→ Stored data
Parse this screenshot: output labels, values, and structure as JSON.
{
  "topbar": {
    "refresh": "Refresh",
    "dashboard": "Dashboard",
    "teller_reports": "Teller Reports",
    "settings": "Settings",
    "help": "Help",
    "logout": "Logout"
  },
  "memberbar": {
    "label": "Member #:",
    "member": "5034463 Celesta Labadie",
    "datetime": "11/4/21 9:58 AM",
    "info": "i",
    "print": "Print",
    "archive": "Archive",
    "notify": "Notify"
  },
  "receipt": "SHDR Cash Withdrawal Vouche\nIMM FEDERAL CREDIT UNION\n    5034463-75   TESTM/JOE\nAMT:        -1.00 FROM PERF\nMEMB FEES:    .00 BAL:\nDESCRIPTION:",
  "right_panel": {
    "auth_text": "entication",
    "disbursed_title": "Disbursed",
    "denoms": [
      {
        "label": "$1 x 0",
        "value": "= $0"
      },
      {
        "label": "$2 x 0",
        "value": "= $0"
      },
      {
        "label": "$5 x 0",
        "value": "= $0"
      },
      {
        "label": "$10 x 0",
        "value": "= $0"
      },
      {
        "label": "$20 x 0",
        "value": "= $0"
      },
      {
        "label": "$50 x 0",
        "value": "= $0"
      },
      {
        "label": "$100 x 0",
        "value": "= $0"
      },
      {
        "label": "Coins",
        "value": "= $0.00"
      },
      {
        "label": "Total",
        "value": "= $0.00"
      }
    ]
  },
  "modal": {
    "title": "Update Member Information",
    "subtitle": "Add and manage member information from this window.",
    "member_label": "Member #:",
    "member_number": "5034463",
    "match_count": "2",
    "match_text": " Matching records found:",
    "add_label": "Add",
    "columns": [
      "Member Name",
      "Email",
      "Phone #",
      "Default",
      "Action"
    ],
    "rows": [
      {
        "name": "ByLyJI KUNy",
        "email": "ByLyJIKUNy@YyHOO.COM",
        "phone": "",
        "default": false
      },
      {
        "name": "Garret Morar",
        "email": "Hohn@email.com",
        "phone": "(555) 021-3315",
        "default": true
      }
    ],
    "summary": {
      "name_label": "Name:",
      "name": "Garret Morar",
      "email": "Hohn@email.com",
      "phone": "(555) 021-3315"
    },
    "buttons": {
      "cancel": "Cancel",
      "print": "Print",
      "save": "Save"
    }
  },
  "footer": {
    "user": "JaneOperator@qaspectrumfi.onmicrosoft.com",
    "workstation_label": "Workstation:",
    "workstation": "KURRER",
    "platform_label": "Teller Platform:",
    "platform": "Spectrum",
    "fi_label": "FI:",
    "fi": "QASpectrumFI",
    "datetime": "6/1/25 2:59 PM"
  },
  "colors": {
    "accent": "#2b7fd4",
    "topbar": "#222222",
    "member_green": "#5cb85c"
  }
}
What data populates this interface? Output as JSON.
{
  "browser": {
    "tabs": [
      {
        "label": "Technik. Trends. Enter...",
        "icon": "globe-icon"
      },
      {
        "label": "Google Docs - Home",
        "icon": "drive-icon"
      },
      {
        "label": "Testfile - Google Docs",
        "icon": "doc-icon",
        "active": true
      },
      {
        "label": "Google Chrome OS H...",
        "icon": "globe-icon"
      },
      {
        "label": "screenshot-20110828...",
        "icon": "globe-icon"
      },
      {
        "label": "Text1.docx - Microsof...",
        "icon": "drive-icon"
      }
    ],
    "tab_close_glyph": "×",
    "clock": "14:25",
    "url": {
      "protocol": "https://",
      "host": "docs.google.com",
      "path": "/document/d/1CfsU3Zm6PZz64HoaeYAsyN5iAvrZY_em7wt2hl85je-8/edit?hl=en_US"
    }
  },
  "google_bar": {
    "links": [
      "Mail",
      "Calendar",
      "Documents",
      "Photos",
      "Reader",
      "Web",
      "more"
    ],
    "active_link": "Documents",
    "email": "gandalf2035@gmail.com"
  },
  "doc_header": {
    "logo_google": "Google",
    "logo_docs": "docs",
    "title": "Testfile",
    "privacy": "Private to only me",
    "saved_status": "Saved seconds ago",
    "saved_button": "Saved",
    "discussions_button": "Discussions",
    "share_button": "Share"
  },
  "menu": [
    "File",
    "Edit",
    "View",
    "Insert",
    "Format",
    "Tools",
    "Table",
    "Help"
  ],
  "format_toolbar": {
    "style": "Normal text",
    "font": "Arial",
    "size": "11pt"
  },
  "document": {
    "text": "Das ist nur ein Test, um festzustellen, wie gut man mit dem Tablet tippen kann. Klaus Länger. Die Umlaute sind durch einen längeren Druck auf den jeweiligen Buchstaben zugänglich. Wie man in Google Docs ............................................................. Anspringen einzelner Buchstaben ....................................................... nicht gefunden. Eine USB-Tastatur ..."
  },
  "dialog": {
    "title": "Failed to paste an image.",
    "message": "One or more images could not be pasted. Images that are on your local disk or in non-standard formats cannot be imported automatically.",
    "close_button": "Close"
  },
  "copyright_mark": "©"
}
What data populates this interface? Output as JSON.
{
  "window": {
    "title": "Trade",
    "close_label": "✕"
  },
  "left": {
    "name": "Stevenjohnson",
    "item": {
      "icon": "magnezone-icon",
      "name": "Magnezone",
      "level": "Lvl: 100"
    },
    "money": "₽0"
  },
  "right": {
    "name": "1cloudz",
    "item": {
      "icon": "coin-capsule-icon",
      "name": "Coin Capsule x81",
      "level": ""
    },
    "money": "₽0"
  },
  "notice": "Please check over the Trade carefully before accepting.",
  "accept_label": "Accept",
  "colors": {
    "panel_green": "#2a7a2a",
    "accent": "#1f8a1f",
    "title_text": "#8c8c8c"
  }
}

→ What is needed
All lines above with "Morar" in them should be returned.

→ The result
        "name": "Garret Morar",
      "name": "Garret Morar",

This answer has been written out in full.